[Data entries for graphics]
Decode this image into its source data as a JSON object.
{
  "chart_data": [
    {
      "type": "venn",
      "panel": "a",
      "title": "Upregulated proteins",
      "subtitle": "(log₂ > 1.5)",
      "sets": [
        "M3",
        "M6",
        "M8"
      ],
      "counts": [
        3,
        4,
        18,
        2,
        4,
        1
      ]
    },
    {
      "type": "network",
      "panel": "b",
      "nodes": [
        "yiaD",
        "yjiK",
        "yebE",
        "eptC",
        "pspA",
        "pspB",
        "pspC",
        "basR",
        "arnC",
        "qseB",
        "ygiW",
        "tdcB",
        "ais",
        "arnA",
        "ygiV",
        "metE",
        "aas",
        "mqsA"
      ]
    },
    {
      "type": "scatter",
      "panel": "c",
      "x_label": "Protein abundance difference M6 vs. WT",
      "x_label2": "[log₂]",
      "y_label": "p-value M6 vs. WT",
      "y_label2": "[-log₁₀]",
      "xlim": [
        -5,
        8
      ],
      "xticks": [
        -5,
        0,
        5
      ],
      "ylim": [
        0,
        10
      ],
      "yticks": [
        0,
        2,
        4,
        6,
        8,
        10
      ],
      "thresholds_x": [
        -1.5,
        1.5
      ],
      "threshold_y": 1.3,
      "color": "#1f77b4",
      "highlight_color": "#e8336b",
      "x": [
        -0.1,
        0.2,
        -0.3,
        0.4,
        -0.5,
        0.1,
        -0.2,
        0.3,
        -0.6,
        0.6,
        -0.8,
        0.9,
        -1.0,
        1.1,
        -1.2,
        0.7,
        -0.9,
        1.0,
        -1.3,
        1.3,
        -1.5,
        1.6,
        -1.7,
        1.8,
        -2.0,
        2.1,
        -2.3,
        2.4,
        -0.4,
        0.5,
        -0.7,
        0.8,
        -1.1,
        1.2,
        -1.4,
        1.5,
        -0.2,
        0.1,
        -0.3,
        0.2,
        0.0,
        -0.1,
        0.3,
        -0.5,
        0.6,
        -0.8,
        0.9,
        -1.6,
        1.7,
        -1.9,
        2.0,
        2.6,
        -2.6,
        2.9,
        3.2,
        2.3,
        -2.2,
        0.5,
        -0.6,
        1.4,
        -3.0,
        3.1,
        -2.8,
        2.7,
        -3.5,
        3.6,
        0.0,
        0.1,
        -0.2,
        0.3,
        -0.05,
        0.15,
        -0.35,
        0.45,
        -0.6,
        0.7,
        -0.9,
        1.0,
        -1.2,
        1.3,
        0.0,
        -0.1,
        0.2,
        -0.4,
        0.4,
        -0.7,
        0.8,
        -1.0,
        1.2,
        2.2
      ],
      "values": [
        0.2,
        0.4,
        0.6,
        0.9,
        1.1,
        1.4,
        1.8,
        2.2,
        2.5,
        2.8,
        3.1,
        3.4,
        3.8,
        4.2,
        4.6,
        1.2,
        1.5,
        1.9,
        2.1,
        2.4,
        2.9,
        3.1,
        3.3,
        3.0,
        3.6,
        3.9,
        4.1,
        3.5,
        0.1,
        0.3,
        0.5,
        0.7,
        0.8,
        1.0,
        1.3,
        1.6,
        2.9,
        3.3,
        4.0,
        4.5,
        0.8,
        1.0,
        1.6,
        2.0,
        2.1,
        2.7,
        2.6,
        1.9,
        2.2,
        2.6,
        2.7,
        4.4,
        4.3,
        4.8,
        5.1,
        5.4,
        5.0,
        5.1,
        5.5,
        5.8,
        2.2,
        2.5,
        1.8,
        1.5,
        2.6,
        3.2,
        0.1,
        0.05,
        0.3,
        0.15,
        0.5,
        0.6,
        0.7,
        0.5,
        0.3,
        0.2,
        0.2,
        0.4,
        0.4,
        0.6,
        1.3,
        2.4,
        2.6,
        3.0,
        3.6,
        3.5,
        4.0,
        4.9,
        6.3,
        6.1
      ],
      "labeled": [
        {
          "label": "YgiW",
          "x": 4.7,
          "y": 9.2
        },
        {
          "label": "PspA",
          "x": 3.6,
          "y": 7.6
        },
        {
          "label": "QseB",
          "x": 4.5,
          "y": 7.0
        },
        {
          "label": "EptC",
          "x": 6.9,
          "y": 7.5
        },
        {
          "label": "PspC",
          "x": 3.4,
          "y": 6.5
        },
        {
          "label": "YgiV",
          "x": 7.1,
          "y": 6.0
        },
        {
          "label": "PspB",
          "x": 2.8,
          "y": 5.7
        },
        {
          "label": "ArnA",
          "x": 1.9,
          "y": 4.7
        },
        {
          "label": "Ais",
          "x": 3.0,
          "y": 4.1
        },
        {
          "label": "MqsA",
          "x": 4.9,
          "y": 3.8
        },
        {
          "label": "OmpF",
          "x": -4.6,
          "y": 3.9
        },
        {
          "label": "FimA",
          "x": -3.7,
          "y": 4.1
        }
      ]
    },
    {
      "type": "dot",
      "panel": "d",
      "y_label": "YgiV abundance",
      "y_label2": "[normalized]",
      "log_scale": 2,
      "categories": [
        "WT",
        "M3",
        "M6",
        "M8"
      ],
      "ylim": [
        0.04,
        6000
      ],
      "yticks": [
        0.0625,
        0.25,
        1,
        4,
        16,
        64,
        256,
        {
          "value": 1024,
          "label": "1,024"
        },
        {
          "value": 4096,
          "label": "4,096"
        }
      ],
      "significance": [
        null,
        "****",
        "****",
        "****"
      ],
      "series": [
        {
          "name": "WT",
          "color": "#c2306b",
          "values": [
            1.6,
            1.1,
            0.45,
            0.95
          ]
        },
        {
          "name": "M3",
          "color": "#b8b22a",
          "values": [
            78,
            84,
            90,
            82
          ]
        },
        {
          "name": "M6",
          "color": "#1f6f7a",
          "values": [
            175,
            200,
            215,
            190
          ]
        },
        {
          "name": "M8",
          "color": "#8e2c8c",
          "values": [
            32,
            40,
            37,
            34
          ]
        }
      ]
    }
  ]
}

* * *

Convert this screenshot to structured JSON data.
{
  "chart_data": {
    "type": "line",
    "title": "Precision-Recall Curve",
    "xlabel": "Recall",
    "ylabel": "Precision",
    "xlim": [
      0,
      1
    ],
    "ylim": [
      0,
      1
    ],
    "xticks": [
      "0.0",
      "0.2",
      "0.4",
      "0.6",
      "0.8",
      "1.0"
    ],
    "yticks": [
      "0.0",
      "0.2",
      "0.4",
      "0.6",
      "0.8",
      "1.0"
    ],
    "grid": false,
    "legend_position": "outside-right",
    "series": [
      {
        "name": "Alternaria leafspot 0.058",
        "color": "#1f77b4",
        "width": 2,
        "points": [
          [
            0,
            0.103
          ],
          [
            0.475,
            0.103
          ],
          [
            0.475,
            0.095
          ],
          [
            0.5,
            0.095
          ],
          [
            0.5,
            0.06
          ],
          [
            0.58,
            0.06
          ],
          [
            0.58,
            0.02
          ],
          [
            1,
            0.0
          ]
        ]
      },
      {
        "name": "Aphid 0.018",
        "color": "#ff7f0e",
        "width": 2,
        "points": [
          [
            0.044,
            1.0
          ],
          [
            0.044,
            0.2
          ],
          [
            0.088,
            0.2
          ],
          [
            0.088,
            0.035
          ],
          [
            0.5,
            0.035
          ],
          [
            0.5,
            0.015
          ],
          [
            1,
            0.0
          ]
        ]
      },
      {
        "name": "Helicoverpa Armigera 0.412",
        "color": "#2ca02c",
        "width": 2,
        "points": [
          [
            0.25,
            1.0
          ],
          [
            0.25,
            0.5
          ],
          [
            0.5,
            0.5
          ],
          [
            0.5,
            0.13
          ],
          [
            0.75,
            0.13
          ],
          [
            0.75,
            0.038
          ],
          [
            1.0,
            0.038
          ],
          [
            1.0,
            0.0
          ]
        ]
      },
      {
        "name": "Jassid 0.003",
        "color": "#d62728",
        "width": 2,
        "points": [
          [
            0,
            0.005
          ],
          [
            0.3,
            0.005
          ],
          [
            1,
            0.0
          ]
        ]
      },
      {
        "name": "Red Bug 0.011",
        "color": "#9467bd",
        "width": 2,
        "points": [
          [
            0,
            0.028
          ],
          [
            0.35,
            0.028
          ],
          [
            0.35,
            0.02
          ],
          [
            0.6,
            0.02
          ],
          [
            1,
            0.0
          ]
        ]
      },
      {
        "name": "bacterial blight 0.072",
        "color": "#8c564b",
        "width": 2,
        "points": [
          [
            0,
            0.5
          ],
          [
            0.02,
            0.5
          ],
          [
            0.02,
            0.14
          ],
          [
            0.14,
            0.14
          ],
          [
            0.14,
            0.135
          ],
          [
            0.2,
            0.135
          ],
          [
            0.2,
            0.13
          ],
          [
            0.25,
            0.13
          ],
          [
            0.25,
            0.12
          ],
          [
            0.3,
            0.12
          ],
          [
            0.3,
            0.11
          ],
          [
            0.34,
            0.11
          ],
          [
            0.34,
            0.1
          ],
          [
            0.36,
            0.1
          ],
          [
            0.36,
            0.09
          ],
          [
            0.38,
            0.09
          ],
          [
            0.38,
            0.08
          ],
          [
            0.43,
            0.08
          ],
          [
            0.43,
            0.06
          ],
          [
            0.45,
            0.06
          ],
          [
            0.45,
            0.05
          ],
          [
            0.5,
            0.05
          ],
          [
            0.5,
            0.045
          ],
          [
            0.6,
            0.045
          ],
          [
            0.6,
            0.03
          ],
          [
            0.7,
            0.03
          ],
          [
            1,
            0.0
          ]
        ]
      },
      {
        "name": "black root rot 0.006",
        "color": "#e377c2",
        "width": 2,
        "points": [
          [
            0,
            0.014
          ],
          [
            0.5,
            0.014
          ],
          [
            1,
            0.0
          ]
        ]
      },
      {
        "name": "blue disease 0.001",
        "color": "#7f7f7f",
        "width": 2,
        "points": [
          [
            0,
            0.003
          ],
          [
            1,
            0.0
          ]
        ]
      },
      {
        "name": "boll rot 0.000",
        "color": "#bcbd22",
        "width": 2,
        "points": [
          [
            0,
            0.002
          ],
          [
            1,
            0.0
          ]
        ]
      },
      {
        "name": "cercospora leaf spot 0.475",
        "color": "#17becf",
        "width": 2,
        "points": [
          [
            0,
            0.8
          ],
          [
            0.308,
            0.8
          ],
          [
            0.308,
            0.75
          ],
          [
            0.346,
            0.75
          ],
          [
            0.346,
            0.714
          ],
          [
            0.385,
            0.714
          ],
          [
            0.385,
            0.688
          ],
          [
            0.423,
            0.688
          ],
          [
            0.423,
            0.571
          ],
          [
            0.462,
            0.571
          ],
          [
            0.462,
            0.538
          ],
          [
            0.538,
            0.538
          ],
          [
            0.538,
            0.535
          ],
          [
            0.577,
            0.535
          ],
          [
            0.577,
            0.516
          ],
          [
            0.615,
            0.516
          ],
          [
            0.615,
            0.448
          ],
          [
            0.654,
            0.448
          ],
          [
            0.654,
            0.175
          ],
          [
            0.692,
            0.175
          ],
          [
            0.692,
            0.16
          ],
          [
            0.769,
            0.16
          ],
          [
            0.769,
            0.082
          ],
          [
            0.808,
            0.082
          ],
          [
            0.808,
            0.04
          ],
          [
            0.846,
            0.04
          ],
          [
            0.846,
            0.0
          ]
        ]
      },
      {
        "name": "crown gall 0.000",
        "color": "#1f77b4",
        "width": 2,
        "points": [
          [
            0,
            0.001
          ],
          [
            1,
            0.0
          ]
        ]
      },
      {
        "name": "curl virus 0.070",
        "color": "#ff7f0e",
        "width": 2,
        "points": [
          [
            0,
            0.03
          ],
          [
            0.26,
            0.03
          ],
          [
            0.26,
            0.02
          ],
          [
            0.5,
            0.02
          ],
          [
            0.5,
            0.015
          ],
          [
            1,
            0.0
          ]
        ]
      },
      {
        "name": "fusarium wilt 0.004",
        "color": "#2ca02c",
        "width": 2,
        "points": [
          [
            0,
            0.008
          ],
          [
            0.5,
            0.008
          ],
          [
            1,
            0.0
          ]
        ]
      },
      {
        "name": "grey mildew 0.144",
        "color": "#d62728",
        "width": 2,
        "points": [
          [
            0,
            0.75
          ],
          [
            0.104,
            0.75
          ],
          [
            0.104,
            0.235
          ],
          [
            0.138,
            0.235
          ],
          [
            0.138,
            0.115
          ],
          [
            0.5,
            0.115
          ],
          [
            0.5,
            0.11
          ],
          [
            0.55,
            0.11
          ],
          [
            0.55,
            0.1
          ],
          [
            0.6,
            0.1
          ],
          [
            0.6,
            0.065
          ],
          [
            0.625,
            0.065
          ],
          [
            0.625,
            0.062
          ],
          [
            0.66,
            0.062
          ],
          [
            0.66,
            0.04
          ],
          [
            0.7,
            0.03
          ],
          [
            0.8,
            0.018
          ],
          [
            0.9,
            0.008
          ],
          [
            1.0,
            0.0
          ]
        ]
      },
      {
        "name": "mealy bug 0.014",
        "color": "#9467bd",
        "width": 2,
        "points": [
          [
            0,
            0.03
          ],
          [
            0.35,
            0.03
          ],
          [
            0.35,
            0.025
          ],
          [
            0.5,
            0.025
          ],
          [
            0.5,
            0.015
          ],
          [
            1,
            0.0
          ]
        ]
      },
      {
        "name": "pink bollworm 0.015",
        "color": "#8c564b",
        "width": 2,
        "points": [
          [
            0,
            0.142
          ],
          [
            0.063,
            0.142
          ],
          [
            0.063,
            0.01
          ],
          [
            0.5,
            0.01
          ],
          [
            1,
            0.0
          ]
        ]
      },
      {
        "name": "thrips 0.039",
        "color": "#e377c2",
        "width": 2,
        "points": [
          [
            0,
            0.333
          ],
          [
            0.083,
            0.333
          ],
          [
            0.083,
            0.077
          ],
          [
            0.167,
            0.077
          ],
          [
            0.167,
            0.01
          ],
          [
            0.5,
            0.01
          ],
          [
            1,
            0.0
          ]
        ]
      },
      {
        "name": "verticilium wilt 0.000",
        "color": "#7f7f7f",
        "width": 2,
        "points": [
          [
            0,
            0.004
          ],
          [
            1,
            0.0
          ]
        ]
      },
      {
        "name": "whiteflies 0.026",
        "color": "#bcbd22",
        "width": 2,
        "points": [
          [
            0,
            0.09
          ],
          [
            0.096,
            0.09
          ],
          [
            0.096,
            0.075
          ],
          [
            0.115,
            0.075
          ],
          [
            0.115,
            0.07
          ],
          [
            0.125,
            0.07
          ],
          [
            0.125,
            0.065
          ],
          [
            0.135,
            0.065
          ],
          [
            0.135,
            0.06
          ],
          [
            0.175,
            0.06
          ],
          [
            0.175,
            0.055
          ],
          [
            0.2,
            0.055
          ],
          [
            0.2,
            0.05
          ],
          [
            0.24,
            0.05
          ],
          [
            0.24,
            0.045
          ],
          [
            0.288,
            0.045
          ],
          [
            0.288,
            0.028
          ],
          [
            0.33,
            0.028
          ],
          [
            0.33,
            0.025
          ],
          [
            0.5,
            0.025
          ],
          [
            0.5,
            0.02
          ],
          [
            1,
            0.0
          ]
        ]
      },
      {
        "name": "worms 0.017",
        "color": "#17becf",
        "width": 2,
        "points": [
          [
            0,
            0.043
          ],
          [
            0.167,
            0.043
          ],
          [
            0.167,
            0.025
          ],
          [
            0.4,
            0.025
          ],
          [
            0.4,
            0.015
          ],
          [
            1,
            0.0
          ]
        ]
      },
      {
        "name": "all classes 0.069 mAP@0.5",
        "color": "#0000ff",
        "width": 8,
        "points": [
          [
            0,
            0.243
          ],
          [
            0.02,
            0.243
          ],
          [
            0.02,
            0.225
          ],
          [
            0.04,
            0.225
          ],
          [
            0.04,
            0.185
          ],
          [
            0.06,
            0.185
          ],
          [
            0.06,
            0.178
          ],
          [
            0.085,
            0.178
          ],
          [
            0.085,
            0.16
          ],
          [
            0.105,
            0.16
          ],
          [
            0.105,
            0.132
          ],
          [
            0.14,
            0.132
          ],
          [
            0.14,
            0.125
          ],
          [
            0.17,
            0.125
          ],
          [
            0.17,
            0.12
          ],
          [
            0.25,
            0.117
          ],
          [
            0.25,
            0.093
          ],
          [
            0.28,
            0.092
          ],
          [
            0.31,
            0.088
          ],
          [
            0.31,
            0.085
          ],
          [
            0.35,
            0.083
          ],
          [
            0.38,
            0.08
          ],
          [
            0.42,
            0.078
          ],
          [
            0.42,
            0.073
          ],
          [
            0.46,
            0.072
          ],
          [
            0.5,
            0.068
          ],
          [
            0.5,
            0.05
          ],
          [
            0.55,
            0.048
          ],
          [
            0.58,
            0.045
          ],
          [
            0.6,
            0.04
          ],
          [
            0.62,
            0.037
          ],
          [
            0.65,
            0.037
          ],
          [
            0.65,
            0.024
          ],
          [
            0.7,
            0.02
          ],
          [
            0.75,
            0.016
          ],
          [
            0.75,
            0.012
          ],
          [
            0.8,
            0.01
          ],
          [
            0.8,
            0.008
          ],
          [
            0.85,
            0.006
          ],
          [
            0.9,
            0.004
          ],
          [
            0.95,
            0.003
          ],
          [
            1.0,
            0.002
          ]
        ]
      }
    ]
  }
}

● **TASK DESCRIPTION**
Wherever the word "type" turns up in the records above, copy the line that holds it.

● **WRITTEN ANSWER**
      "type": "venn",
      "type": "network",
      "type": "scatter",
      "type": "dot",
    "type": "line",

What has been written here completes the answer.